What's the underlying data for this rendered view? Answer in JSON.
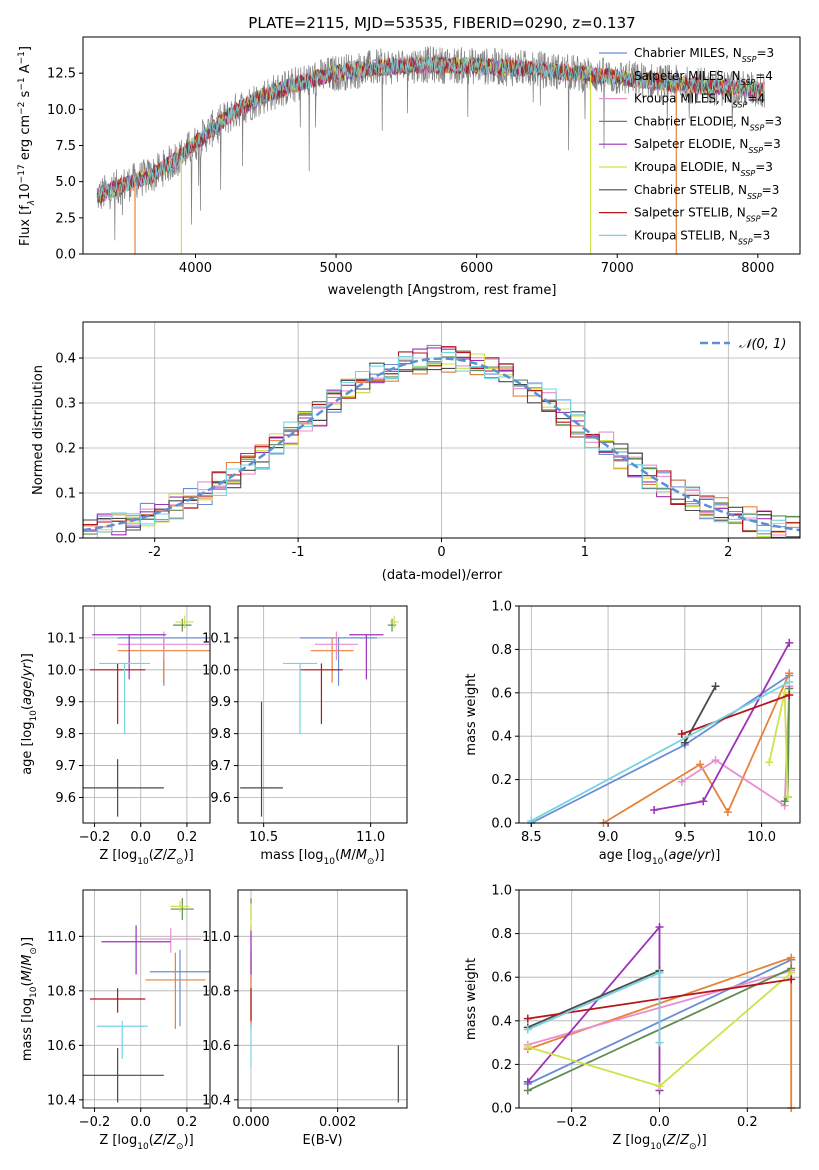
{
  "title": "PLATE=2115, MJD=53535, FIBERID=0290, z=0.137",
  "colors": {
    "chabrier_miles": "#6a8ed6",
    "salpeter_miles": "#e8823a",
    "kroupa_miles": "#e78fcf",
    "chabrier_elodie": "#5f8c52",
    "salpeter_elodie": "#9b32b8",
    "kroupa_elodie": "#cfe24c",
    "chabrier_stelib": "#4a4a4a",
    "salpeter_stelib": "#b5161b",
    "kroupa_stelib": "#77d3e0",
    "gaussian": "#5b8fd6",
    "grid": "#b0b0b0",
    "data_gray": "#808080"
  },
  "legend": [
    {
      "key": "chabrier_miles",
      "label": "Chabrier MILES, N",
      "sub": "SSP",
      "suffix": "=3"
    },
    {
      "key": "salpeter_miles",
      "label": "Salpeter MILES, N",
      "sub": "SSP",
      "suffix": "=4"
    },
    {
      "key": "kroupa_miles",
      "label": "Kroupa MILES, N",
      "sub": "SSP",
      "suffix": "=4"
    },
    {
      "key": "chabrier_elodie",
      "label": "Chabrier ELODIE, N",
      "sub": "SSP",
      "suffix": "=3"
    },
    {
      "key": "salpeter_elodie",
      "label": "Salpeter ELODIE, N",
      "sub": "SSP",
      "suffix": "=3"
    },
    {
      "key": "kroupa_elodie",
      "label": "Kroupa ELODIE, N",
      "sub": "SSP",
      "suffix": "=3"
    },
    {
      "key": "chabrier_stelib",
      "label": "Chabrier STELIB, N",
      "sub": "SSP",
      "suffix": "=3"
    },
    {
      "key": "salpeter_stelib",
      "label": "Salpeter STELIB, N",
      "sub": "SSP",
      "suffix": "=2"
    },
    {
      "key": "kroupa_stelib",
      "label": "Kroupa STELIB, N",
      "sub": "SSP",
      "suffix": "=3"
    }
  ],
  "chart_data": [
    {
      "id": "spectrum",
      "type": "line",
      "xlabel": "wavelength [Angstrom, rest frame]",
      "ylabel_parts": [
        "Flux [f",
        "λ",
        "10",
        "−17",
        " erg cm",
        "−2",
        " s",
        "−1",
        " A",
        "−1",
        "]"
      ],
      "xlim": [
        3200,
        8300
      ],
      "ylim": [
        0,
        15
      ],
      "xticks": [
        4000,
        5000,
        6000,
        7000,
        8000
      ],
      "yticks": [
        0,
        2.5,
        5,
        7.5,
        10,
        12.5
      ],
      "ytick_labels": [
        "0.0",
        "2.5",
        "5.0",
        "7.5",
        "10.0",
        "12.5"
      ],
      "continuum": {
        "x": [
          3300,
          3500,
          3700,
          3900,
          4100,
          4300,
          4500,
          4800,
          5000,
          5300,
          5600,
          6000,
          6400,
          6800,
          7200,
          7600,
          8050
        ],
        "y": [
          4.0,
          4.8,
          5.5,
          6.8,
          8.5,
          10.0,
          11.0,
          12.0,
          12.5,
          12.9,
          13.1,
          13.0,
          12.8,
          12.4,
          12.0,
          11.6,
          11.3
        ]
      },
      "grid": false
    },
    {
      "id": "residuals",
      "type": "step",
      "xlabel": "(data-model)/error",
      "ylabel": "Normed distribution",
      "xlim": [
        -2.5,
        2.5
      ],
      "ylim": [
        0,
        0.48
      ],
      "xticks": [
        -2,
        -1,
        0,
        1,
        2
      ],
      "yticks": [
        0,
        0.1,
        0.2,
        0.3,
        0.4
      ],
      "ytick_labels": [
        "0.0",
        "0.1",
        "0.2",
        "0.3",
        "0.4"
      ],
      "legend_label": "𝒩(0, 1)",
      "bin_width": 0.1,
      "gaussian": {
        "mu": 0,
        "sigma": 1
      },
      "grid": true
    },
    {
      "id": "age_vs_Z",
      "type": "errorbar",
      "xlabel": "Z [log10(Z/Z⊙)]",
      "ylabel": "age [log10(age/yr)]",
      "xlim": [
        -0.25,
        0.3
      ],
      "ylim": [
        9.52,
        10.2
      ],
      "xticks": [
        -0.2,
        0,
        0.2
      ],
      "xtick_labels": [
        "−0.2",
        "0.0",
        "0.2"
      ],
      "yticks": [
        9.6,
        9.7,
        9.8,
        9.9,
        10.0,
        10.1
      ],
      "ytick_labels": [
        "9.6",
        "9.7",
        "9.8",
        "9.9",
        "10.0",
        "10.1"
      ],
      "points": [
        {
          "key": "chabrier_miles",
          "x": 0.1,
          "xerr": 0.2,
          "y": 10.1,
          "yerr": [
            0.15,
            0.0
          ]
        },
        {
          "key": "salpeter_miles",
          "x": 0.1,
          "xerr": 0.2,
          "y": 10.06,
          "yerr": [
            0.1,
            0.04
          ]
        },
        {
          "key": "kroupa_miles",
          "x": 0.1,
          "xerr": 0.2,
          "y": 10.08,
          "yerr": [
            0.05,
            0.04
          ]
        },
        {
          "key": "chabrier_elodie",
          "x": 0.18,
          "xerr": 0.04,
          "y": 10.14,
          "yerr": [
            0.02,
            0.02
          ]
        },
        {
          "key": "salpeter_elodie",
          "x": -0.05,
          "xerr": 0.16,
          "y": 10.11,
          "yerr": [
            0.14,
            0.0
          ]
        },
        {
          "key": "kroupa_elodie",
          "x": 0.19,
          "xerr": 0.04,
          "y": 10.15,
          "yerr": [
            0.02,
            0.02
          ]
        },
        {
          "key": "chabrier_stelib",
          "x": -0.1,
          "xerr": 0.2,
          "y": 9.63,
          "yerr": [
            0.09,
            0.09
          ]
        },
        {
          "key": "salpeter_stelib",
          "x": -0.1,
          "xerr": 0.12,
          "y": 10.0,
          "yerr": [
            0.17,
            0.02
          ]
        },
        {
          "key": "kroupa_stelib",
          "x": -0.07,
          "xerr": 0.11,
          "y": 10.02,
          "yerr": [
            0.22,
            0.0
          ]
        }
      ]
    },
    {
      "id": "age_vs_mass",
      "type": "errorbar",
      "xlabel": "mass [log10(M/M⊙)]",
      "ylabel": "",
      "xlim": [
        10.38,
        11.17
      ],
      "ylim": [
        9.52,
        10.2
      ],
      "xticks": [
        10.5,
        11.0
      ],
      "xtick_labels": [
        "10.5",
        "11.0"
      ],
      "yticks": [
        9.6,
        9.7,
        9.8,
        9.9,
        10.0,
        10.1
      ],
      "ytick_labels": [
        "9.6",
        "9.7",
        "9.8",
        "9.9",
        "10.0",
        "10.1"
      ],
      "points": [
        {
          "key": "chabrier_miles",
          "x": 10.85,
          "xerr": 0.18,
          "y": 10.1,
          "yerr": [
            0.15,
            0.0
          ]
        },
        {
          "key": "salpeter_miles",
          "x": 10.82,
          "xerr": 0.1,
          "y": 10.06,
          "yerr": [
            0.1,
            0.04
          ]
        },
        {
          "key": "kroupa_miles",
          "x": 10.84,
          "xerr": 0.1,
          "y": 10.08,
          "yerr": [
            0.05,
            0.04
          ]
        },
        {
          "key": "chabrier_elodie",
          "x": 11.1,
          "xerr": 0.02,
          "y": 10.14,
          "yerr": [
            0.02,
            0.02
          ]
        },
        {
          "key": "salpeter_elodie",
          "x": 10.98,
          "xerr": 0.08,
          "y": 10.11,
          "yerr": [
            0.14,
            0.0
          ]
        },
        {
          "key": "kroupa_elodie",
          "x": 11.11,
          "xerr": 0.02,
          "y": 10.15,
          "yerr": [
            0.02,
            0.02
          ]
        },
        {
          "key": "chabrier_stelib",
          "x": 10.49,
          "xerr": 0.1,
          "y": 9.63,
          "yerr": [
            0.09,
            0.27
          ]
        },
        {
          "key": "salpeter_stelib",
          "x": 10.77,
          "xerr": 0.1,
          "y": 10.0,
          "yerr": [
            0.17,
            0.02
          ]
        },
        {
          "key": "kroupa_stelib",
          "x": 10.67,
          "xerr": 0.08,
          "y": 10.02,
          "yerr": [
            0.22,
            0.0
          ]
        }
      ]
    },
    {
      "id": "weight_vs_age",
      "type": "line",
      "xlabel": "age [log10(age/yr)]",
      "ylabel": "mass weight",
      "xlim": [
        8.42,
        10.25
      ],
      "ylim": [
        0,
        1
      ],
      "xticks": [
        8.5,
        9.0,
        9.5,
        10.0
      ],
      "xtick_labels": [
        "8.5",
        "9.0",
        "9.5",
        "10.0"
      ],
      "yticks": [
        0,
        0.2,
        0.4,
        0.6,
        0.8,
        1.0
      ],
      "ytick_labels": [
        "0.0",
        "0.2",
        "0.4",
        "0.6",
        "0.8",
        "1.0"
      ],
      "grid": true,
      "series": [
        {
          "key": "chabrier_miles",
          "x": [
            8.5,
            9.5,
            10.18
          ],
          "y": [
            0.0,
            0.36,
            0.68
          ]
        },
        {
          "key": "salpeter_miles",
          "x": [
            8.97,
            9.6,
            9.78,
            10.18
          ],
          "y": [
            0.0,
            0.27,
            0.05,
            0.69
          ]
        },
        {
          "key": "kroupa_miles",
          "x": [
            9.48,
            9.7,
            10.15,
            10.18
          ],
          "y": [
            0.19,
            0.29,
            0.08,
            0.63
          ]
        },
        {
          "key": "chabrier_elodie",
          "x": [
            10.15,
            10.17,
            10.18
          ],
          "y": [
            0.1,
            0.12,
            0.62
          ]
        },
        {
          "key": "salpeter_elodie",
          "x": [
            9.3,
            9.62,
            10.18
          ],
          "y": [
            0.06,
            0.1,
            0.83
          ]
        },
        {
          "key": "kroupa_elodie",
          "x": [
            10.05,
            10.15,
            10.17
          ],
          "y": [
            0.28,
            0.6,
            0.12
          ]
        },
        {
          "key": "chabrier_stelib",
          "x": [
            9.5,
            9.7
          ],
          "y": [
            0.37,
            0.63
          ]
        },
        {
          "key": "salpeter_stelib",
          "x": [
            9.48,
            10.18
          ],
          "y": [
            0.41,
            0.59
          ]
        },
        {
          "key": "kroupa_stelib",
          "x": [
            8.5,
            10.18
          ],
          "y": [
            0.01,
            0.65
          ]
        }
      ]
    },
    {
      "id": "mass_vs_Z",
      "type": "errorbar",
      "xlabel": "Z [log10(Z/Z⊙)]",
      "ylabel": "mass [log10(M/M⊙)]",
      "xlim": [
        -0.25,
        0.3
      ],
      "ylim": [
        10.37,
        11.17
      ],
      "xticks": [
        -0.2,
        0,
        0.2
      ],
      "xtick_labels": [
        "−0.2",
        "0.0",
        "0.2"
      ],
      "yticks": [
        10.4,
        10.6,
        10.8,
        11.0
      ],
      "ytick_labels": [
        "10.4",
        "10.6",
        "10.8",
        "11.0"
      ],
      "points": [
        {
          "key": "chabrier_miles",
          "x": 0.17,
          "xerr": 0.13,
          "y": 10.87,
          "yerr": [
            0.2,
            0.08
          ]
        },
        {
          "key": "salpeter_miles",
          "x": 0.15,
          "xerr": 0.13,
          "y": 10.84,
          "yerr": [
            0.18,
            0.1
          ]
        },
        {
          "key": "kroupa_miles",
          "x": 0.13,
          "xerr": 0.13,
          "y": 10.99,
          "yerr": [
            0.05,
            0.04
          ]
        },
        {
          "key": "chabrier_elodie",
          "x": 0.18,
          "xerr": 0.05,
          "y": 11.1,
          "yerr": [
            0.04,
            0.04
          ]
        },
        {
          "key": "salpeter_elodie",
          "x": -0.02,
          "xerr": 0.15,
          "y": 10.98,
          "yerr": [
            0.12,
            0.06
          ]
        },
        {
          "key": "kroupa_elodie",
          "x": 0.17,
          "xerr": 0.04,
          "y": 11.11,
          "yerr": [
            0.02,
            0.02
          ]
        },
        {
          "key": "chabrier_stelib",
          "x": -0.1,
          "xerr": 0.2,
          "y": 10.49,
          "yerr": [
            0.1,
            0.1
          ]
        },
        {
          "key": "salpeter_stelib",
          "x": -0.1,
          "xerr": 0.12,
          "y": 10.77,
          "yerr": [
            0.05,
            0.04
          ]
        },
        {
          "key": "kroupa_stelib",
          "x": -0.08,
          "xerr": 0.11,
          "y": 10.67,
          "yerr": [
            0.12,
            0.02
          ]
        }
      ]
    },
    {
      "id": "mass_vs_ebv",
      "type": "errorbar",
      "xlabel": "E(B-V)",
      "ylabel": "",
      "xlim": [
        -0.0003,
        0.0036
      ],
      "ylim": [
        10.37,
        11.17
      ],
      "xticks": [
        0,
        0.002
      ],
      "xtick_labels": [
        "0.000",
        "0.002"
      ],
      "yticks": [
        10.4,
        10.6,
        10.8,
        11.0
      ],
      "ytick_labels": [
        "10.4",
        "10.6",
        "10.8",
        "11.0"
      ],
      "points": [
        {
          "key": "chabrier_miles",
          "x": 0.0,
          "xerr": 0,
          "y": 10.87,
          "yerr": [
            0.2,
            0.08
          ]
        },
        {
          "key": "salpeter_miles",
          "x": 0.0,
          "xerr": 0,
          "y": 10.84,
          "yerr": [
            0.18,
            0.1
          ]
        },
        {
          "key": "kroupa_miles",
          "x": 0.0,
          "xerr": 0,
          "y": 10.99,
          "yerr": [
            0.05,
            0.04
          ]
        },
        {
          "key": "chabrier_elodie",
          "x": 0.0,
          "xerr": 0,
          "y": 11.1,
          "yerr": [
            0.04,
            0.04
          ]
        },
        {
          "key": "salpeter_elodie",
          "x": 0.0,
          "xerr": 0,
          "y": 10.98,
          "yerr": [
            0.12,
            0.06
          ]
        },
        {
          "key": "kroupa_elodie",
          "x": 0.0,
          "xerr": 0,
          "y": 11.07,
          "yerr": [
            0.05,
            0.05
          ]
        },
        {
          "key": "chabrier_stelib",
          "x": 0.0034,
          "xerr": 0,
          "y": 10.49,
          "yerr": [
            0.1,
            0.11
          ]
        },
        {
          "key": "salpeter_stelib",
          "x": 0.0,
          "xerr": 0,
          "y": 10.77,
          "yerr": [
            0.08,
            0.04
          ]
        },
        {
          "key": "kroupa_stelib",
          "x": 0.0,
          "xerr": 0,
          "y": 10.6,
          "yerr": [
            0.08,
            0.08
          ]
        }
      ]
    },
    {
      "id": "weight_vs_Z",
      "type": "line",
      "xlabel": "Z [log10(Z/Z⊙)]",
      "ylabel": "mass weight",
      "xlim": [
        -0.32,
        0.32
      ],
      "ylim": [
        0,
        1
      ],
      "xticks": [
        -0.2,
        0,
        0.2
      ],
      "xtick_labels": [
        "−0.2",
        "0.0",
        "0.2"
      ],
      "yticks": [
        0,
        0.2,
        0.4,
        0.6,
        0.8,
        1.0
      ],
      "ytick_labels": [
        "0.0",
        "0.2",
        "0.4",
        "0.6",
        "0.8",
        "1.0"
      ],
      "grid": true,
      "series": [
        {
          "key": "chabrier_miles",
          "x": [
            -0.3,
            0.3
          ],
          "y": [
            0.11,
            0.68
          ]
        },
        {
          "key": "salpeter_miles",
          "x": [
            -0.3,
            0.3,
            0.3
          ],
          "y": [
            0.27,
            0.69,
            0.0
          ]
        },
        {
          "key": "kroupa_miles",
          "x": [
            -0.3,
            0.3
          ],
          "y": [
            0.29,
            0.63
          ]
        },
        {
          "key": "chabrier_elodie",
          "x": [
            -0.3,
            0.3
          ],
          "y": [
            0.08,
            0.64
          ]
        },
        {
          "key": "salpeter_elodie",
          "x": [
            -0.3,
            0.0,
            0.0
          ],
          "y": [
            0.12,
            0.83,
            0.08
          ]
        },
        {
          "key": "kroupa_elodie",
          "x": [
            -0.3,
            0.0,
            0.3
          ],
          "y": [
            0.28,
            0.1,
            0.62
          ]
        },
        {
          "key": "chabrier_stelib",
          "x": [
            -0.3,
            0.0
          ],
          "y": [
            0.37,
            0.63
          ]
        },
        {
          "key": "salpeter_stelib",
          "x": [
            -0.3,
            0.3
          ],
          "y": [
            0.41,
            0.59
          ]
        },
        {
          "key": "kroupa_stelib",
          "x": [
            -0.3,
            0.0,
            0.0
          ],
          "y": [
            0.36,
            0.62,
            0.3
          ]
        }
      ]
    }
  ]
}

* **WHAT TO DO**: List every line above that holds the word "xlabel".

* **COMPLETED TASK**:
      "xlabel": "wavelength [Angstrom, rest frame]",
      "xlabel": "(data-model)/error",
      "xlabel": "Z [log10(Z/Z⊙)]",
      "xlabel": "mass [log10(M/M⊙)]",
      "xlabel": "age [log10(age/yr)]",
      "xlabel": "Z [log10(Z/Z⊙)]",
      "xlabel": "E(B-V)",
      "xlabel": "Z [log10(Z/Z⊙)]",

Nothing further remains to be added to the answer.